**** Data rows ****

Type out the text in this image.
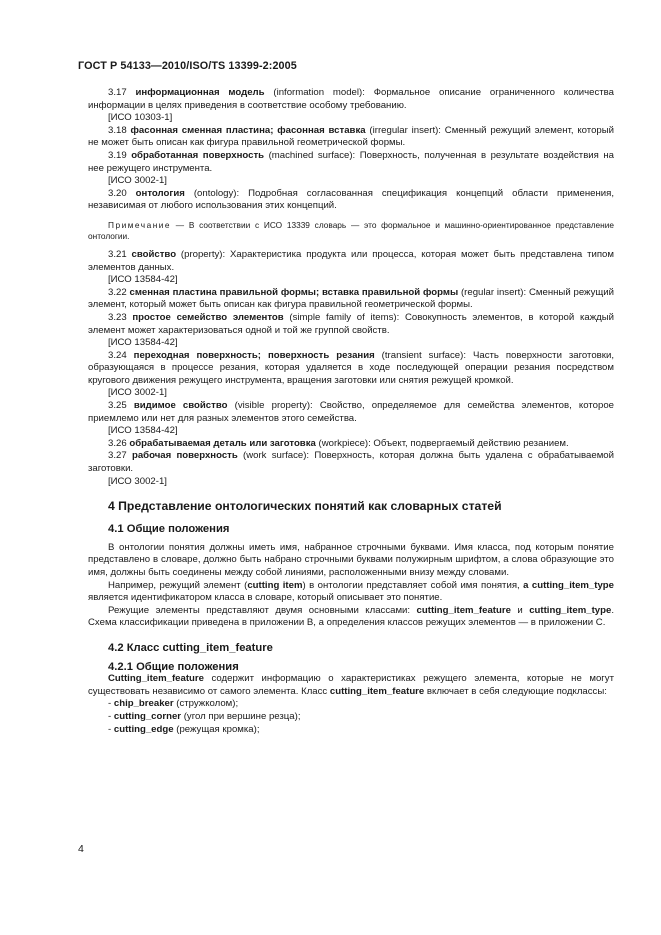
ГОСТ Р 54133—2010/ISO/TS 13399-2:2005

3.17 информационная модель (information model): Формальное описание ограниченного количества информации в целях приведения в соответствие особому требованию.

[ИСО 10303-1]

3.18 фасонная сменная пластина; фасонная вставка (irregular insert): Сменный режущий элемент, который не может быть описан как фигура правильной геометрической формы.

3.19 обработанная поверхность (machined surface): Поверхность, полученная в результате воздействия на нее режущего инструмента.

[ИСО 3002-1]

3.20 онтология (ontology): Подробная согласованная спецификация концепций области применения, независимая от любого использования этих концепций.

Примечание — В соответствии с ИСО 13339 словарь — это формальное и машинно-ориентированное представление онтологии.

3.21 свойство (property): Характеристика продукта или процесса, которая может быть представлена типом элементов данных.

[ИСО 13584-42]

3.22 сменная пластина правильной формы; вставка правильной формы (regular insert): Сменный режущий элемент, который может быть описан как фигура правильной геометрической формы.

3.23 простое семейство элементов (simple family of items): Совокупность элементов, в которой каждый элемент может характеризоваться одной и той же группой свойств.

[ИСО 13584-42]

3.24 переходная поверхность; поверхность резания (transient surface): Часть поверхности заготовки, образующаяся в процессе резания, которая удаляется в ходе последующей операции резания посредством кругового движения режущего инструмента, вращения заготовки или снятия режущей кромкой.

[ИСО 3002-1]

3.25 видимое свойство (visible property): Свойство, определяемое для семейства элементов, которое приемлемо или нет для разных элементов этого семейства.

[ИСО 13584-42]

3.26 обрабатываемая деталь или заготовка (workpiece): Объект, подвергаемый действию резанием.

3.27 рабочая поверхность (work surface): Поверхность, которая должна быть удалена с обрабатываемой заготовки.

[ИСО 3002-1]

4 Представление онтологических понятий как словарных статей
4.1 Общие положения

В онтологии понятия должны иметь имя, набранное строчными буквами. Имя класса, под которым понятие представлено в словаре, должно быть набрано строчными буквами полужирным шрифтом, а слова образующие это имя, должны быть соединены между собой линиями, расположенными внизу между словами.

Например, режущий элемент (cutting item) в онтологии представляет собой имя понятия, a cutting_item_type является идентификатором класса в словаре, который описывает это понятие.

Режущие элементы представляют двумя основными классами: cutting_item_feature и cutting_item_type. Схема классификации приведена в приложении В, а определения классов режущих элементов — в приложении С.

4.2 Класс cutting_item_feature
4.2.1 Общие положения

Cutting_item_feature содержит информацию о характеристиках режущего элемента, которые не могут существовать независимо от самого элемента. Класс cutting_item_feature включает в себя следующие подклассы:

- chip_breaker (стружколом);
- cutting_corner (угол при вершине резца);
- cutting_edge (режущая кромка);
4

****

* **Problem statement**
Without including the pictures, reproduce all entries exactly.

* **Task result**
Type out the text in this image.
ГОСТ Р 54133—2010/ISO/TS 13399-2:2005

3.17 информационная модель (information model): Формальное описание ограниченного количества информации в целях приведения в соответствие особому требованию.

[ИСО 10303-1]

3.18 фасонная сменная пластина; фасонная вставка (irregular insert): Сменный режущий элемент, который не может быть описан как фигура правильной геометрической формы.

3.19 обработанная поверхность (machined surface): Поверхность, полученная в результате воздействия на нее режущего инструмента.

[ИСО 3002-1]

3.20 онтология (ontology): Подробная согласованная спецификация концепций области применения, независимая от любого использования этих концепций.

Примечание — В соответствии с ИСО 13339 словарь — это формальное и машинно-ориентированное представление онтологии.

3.21 свойство (property): Характеристика продукта или процесса, которая может быть представлена типом элементов данных.

[ИСО 13584-42]

3.22 сменная пластина правильной формы; вставка правильной формы (regular insert): Сменный режущий элемент, который может быть описан как фигура правильной геометрической формы.

3.23 простое семейство элементов (simple family of items): Совокупность элементов, в которой каждый элемент может характеризоваться одной и той же группой свойств.

[ИСО 13584-42]

3.24 переходная поверхность; поверхность резания (transient surface): Часть поверхности заготовки, образующаяся в процессе резания, которая удаляется в ходе последующей операции резания посредством кругового движения режущего инструмента, вращения заготовки или снятия режущей кромкой.

[ИСО 3002-1]

3.25 видимое свойство (visible property): Свойство, определяемое для семейства элементов, которое приемлемо или нет для разных элементов этого семейства.

[ИСО 13584-42]

3.26 обрабатываемая деталь или заготовка (workpiece): Объект, подвергаемый действию резанием.

3.27 рабочая поверхность (work surface): Поверхность, которая должна быть удалена с обрабатываемой заготовки.

[ИСО 3002-1]

4 Представление онтологических понятий как словарных статей
4.1 Общие положения

В онтологии понятия должны иметь имя, набранное строчными буквами. Имя класса, под которым понятие представлено в словаре, должно быть набрано строчными буквами полужирным шрифтом, а слова образующие это имя, должны быть соединены между собой линиями, расположенными внизу между словами.

Например, режущий элемент (cutting item) в онтологии представляет собой имя понятия, a cutting_item_type является идентификатором класса в словаре, который описывает это понятие.

Режущие элементы представляют двумя основными классами: cutting_item_feature и cutting_item_type. Схема классификации приведена в приложении В, а определения классов режущих элементов — в приложении С.

4.2 Класс cutting_item_feature
4.2.1 Общие положения

Cutting_item_feature содержит информацию о характеристиках режущего элемента, которые не могут существовать независимо от самого элемента. Класс cutting_item_feature включает в себя следующие подклассы:

- chip_breaker (стружколом);
- cutting_corner (угол при вершине резца);
- cutting_edge (режущая кромка);
4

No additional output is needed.